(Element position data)
--- Begin ---
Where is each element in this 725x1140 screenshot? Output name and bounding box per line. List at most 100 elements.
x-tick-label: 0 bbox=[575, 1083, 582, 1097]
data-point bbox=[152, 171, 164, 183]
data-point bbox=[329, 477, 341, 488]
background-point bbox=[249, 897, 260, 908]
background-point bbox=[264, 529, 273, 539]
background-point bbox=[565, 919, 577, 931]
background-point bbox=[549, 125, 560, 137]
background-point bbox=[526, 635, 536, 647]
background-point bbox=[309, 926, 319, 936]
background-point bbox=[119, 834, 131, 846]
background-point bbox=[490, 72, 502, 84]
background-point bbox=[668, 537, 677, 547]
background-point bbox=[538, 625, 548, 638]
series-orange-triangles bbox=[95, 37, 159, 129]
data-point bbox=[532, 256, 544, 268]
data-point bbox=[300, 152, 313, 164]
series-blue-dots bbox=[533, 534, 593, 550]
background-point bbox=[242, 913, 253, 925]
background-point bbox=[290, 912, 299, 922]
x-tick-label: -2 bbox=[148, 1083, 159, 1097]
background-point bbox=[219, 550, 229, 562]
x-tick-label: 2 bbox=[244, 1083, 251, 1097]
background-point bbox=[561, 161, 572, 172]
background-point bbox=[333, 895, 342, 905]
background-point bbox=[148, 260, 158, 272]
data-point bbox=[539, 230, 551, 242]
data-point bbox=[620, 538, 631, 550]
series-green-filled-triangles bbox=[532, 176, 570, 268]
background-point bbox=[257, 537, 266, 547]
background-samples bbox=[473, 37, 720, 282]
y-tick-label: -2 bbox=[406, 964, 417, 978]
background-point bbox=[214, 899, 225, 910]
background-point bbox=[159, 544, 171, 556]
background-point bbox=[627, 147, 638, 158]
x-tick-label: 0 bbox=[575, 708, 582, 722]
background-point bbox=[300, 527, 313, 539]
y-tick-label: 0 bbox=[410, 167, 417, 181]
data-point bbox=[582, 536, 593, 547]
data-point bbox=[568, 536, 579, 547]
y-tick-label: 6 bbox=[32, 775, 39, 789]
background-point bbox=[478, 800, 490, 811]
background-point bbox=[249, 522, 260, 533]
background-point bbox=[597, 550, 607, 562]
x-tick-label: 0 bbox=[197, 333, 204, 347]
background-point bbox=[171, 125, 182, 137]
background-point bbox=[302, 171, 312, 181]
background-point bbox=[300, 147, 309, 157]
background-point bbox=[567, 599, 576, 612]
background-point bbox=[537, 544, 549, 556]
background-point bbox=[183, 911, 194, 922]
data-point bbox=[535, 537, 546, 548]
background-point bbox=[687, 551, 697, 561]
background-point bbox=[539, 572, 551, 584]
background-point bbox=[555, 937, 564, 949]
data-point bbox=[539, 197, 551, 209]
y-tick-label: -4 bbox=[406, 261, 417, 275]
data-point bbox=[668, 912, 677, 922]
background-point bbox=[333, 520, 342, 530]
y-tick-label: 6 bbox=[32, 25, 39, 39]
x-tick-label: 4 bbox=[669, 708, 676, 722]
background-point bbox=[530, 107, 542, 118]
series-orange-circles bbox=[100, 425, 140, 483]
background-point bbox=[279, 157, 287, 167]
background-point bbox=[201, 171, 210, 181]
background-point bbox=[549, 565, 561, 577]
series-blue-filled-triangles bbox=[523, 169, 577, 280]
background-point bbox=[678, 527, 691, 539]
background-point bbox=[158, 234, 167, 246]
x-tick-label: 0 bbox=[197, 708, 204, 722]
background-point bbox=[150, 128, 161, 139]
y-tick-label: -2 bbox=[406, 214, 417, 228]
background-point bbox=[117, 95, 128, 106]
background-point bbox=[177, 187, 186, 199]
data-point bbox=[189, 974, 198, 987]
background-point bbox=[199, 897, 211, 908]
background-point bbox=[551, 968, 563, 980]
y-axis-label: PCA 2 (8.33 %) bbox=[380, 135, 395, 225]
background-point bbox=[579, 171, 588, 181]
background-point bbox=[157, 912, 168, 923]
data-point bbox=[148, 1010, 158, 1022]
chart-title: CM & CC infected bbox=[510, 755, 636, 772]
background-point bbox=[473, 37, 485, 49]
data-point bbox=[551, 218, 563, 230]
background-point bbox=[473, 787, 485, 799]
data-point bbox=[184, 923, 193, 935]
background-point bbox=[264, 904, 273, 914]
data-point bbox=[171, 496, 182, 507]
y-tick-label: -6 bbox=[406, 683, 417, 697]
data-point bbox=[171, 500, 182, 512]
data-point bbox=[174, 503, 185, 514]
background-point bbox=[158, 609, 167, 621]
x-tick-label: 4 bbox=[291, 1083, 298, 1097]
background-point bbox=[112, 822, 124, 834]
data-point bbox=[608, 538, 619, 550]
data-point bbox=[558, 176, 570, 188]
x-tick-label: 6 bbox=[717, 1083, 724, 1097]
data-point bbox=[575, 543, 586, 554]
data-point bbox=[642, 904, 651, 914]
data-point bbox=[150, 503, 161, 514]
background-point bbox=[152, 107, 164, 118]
--- End ---
Collect each of the lines above that contains the word "triangles", and list them one per line.

▶ Exercise result
series-orange-triangles bbox=[95, 37, 159, 129]
series-green-filled-triangles bbox=[532, 176, 570, 268]
series-blue-filled-triangles bbox=[523, 169, 577, 280]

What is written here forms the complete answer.